- _SET TASK_:
Select all lines holding the word "Clevenhaus" from the entries that follow.

- _Collected data_:

#####

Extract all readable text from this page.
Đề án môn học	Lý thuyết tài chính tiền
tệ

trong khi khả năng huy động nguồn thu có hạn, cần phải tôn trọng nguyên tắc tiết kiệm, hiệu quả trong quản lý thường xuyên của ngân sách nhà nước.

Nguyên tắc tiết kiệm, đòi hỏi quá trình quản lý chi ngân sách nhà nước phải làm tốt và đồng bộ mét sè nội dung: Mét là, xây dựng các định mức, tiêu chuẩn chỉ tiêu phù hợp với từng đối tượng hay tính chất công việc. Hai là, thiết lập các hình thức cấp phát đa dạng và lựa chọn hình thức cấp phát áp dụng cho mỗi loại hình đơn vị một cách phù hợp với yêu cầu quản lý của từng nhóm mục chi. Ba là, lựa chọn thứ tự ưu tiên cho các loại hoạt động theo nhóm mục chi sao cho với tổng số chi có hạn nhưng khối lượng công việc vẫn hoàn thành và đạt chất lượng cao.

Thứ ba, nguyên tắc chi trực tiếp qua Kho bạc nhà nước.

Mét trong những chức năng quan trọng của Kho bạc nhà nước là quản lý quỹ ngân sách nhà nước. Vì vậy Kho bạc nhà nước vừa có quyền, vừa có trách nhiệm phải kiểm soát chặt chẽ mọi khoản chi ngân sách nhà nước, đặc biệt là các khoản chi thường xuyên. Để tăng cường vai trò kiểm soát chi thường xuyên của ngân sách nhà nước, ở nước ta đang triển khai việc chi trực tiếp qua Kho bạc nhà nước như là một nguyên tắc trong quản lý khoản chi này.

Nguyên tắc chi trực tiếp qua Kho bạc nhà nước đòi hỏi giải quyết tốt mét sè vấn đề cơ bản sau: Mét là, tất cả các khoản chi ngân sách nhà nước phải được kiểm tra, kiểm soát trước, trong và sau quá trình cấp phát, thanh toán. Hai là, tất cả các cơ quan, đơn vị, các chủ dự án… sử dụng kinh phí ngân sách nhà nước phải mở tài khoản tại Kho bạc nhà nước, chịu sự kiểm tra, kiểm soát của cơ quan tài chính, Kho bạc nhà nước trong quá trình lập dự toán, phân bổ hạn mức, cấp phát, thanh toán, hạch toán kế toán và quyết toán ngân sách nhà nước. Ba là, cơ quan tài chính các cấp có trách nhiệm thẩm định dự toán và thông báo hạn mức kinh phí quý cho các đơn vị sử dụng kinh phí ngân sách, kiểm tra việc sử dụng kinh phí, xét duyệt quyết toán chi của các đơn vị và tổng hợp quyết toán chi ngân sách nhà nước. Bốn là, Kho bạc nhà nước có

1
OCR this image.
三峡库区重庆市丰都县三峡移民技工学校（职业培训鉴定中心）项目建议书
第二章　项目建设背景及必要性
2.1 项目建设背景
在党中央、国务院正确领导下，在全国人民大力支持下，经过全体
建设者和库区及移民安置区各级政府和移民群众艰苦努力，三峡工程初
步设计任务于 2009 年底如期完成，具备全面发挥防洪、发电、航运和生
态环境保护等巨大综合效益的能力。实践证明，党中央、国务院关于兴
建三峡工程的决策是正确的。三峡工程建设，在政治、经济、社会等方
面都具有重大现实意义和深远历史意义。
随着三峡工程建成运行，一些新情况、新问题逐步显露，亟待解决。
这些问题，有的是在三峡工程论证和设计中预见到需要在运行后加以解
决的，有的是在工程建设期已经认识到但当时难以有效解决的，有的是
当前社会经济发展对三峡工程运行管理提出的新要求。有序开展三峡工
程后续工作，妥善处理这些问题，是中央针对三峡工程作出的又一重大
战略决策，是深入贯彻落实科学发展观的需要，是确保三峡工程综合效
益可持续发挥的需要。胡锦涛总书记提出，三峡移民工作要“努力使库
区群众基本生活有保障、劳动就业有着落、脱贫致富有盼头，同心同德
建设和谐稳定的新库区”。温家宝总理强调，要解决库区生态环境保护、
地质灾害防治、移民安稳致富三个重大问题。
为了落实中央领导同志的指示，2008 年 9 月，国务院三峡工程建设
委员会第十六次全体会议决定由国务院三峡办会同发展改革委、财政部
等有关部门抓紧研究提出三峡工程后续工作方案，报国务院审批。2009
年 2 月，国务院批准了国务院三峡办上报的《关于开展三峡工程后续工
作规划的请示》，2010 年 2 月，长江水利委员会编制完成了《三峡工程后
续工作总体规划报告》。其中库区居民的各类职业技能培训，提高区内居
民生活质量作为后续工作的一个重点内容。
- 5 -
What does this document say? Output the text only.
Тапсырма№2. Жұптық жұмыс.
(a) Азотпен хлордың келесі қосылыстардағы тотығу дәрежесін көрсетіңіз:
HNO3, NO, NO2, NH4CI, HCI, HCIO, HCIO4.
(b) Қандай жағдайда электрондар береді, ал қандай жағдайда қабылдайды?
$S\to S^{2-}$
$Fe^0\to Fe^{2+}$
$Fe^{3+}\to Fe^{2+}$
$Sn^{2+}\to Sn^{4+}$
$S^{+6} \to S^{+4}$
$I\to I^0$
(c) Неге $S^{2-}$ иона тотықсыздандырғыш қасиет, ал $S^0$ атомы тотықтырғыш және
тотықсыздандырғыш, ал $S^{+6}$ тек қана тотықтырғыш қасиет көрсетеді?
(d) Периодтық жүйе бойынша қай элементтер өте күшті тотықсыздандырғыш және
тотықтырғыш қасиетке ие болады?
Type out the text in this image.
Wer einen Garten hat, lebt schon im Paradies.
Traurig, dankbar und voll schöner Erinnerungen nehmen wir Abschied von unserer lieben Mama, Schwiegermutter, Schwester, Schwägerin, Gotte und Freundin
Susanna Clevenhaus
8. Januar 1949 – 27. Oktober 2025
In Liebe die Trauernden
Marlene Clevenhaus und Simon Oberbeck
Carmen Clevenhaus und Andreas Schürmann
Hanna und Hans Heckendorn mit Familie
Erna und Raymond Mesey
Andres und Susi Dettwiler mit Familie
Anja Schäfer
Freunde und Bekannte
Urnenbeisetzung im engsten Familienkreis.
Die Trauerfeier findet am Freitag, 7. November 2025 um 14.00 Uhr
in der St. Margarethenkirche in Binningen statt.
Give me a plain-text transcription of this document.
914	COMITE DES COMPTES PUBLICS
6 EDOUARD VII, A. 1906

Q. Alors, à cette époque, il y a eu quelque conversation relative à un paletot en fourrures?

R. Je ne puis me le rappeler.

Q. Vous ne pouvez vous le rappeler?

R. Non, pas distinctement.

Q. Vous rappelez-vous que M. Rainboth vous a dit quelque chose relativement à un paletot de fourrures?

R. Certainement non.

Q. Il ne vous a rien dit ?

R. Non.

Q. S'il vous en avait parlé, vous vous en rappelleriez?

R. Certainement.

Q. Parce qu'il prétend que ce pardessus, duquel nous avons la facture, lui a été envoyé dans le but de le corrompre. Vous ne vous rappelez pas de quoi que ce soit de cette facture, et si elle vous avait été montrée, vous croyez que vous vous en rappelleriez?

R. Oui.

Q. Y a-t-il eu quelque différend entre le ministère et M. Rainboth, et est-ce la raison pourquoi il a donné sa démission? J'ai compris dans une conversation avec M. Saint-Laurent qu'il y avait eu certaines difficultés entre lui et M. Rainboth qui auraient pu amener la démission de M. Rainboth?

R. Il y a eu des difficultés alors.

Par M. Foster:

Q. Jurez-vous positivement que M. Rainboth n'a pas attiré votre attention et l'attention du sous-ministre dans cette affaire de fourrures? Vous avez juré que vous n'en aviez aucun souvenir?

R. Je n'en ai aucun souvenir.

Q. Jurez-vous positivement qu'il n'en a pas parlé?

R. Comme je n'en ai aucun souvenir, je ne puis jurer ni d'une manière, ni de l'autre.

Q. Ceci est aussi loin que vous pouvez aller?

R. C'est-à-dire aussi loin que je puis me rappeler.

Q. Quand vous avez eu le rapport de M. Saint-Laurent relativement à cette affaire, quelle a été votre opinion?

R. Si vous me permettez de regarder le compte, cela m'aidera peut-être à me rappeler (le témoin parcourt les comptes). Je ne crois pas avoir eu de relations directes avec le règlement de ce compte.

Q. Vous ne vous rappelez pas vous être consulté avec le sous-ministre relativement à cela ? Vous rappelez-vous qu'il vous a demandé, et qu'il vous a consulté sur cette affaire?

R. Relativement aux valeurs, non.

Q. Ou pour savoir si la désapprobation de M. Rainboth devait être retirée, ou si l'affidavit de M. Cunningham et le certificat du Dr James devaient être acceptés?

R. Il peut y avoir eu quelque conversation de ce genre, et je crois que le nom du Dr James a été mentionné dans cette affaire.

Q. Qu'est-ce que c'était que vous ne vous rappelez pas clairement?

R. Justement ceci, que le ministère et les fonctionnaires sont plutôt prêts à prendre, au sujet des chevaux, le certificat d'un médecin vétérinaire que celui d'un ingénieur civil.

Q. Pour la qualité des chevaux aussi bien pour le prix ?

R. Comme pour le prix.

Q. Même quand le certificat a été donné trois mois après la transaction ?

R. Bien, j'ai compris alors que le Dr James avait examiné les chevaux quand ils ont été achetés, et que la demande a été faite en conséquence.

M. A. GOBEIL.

#####

- _ANSWER TO THIS EXERCISE_:
Susanna Clevenhaus
Marlene Clevenhaus und Simon Oberbeck
Carmen Clevenhaus und Andreas Schürmann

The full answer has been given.